Copy out each line of the material below that holds the string "chic".

[Data items]
= = =

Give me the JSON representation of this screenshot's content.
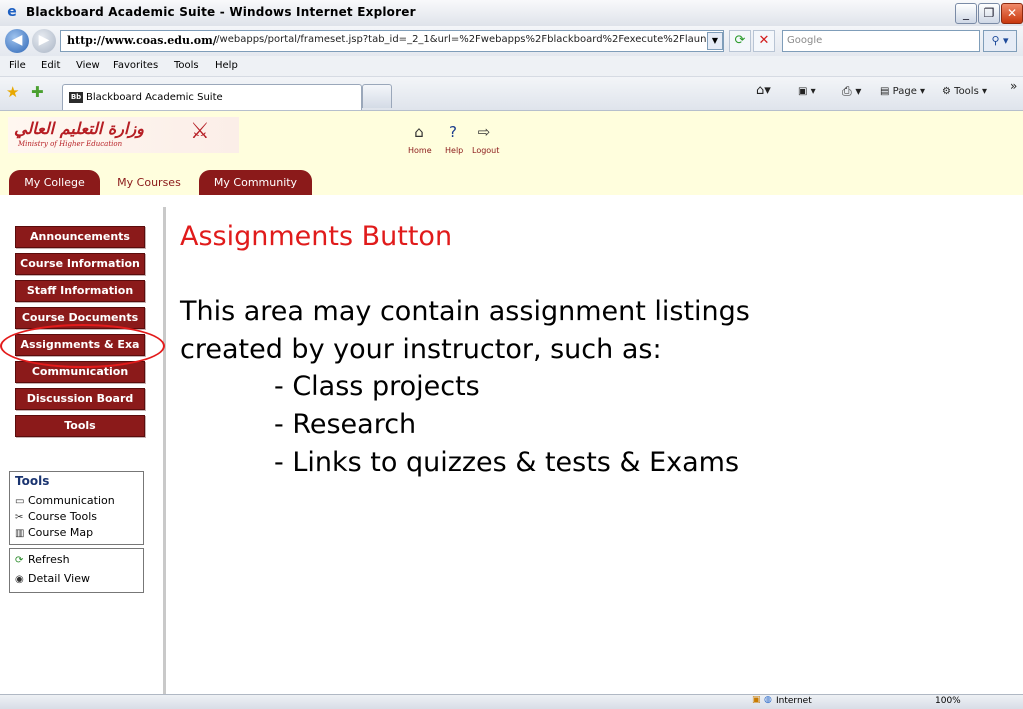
{
  "window": {
    "title": "Blackboard Academic Suite - Windows Internet Explorer",
    "minimize_glyph": "_",
    "maximize_glyph": "❐",
    "close_glyph": "✕"
  },
  "address_bar": {
    "url_host": "http://www.coas.edu.om/",
    "url_path": "./webapps/portal/frameset.jsp?tab_id=_2_1&url=%2Fwebapps%2Fblackboard%2Fexecute%2Flaunc",
    "search_placeholder": "Google"
  },
  "menu": {
    "items": [
      "File",
      "Edit",
      "View",
      "Favorites",
      "Tools",
      "Help"
    ]
  },
  "browser_tab": {
    "favicon": "Bb",
    "label": "Blackboard Academic Suite"
  },
  "command_bar": {
    "page_label": "Page",
    "tools_label": "Tools",
    "overflow": "»"
  },
  "header": {
    "logo_arabic": "وزارة التعليم العالي",
    "logo_english": "Ministry of Higher Education",
    "top_links": [
      "Home",
      "Help",
      "Logout"
    ],
    "tabs": [
      {
        "label": "My College",
        "active": false
      },
      {
        "label": "My Courses",
        "active": true
      },
      {
        "label": "My Community",
        "active": false
      }
    ]
  },
  "course_menu": {
    "buttons": [
      "Announcements",
      "Course Information",
      "Staff Information",
      "Course Documents",
      "Assignments & Exa",
      "Communication",
      "Discussion Board",
      "Tools"
    ],
    "highlighted": "Assignments & Exa"
  },
  "tools_panel": {
    "title": "Tools",
    "items": [
      {
        "icon": "computer-icon",
        "label": "Communication"
      },
      {
        "icon": "wrench-icon",
        "label": "Course Tools"
      },
      {
        "icon": "map-icon",
        "label": "Course Map"
      }
    ]
  },
  "action_panel": {
    "items": [
      {
        "icon": "refresh-icon",
        "label": "Refresh"
      },
      {
        "icon": "detail-view-icon",
        "label": "Detail View"
      }
    ]
  },
  "content": {
    "title": "Assignments Button",
    "line1": "This area may contain assignment listings",
    "line2": "created by your instructor, such as:",
    "bullets": [
      "- Class projects",
      "- Research",
      "- Links to quizzes & tests & Exams"
    ]
  },
  "status_bar": {
    "zone": "Internet",
    "zoom": "100%"
  },
  "colors": {
    "brand_red": "#8b1a1a",
    "title_red": "#e01b1b",
    "header_bg": "#fffedd",
    "highlight_oval": "#e31b1b"
  }
}
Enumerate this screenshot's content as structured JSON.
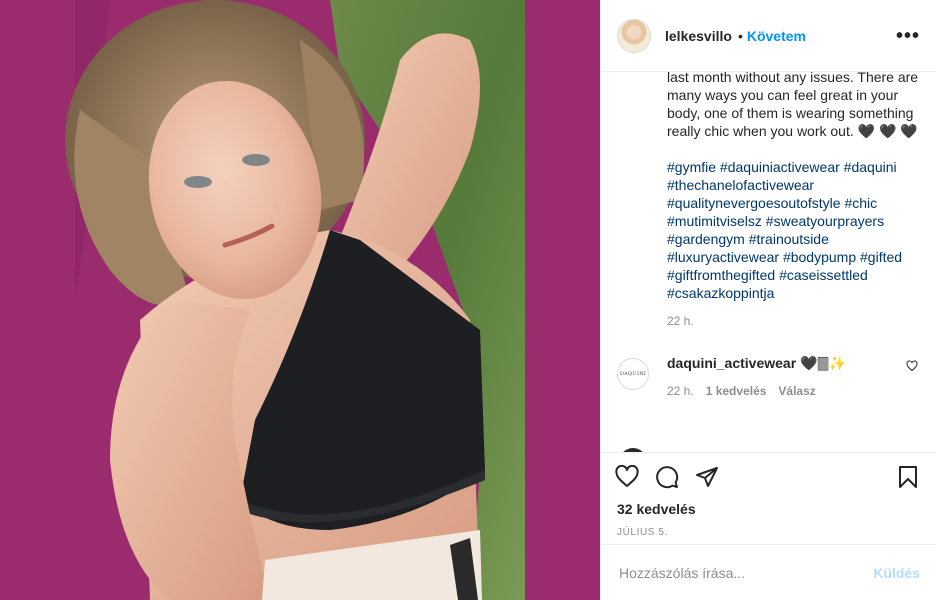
{
  "header": {
    "username": "lelkesvillo",
    "separator": "•",
    "follow_label": "Követem",
    "more_label": "•••"
  },
  "caption": {
    "text": "last month without any issues. There are many ways you can feel great in your body, one of them is wearing something really chic when you work out. 🖤 🖤 🖤",
    "hashtags": [
      "#gymfie",
      "#daquiniactivewear",
      "#daquini",
      "#thechanelofactivewear",
      "#qualitynevergoesoutofstyle",
      "#chic",
      "#mutimitviselsz",
      "#sweatyourprayers",
      "#gardengym",
      "#trainoutside",
      "#luxuryactivewear",
      "#bodypump",
      "#gifted",
      "#giftfromthegifted",
      "#caseissettled",
      "#csakazkoppintja"
    ],
    "time": "22 h."
  },
  "comments": [
    {
      "avatar_text": "DAQUINI",
      "username": "daquini_activewear",
      "text": "🖤🀫✨",
      "time": "22 h.",
      "likes": "1 kedvelés",
      "reply": "Válasz"
    }
  ],
  "actions": {
    "likes": "32 kedvelés",
    "date": "július 5."
  },
  "comment_box": {
    "placeholder": "Hozzászólás írása...",
    "post_label": "Küldés"
  },
  "colors": {
    "link_blue": "#0095f6",
    "hashtag": "#00376b",
    "muted": "#8e8e8e",
    "mat_magenta": "#9a2c6e",
    "disabled_blue": "#b2dffc"
  },
  "icons": [
    "more-icon",
    "heart-icon",
    "comment-icon",
    "share-icon",
    "bookmark-icon",
    "small-heart-icon"
  ]
}
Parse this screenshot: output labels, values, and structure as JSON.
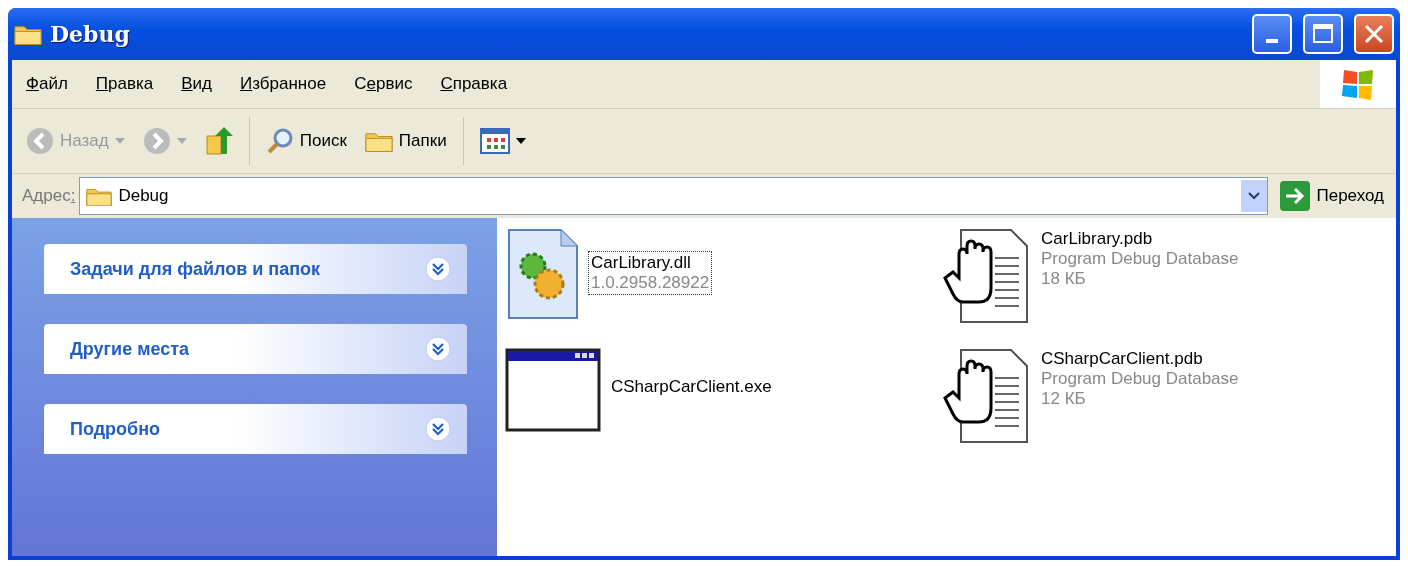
{
  "window": {
    "title": "Debug"
  },
  "menu": [
    {
      "accel": "Ф",
      "after": "айл"
    },
    {
      "accel": "П",
      "after": "равка"
    },
    {
      "accel": "В",
      "after": "ид"
    },
    {
      "accel": "И",
      "after": "збранное"
    },
    {
      "before": "С",
      "accel": "е",
      "after": "рвис"
    },
    {
      "accel": "С",
      "after": "правка"
    }
  ],
  "toolbar": {
    "back": {
      "label": "Назад",
      "disabled": true
    },
    "forward": {
      "disabled": true
    },
    "search": "Поиск",
    "folders": "Папки"
  },
  "address": {
    "label": {
      "before": "Адрес",
      "accel": ":"
    },
    "value": "Debug",
    "go": "Переход"
  },
  "tasks": [
    {
      "title": "Задачи для файлов и папок",
      "expanded": false
    },
    {
      "title": "Другие места",
      "expanded": false
    },
    {
      "title": "Подробно",
      "expanded": false
    }
  ],
  "files": [
    {
      "kind": "dll",
      "name": "CarLibrary.dll",
      "details": [
        "1.0.2958.28922"
      ],
      "focused": true
    },
    {
      "kind": "pdb",
      "name": "CarLibrary.pdb",
      "details": [
        "Program Debug Database",
        "18 КБ"
      ],
      "focused": false
    },
    {
      "kind": "exe",
      "name": "CSharpCarClient.exe",
      "focused": false
    },
    {
      "kind": "pdb",
      "name": "CSharpCarClient.pdb",
      "details": [
        "Program Debug Database",
        "12 КБ"
      ],
      "focused": false
    }
  ]
}
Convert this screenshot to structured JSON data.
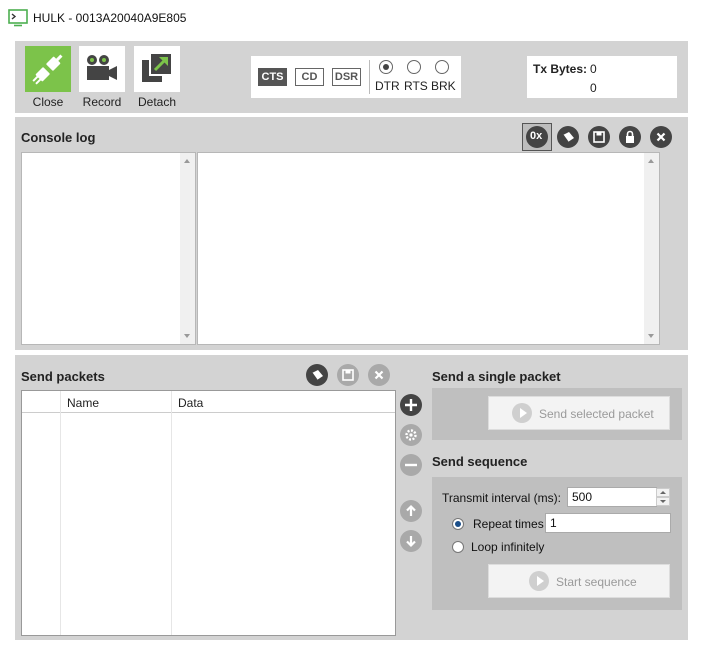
{
  "window": {
    "title": "HULK - 0013A20040A9E805",
    "icon": "terminal-icon"
  },
  "toolbar": {
    "close_label": "Close",
    "record_label": "Record",
    "detach_label": "Detach",
    "lines": {
      "cts": {
        "label": "CTS",
        "active": true
      },
      "cd": {
        "label": "CD",
        "active": false
      },
      "dsr": {
        "label": "DSR",
        "active": false
      },
      "dtr": {
        "label": "DTR",
        "checked": true
      },
      "rts": {
        "label": "RTS",
        "checked": false
      },
      "brk": {
        "label": "BRK",
        "checked": false
      }
    },
    "tx_label": "Tx Bytes:",
    "tx_value": "0",
    "rx_value": "0"
  },
  "console": {
    "title": "Console log",
    "icons": [
      "hex-icon",
      "eraser-icon",
      "save-icon",
      "lock-icon",
      "close-icon"
    ],
    "hex_label": "0x"
  },
  "send_packets": {
    "title": "Send packets",
    "columns": [
      "Name",
      "Data"
    ],
    "rows": []
  },
  "single_packet": {
    "title": "Send a single packet",
    "button_label": "Send selected packet"
  },
  "sequence": {
    "title": "Send sequence",
    "interval_label": "Transmit interval (ms):",
    "interval_value": "500",
    "repeat_label": "Repeat times",
    "repeat_value": "1",
    "repeat_selected": true,
    "loop_label": "Loop infinitely",
    "start_label": "Start sequence"
  },
  "colors": {
    "panel_bg": "#d3d3d3",
    "accent_green": "#7cc34a",
    "icon_dark": "#444444"
  }
}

= = =

EXERCISE ANSWER:
    "text": "last month without any issues. There are many ways you can feel great in your body, one of them is wearing something really chic when you work out. 🖤 🖤 🖤",
      "#chic",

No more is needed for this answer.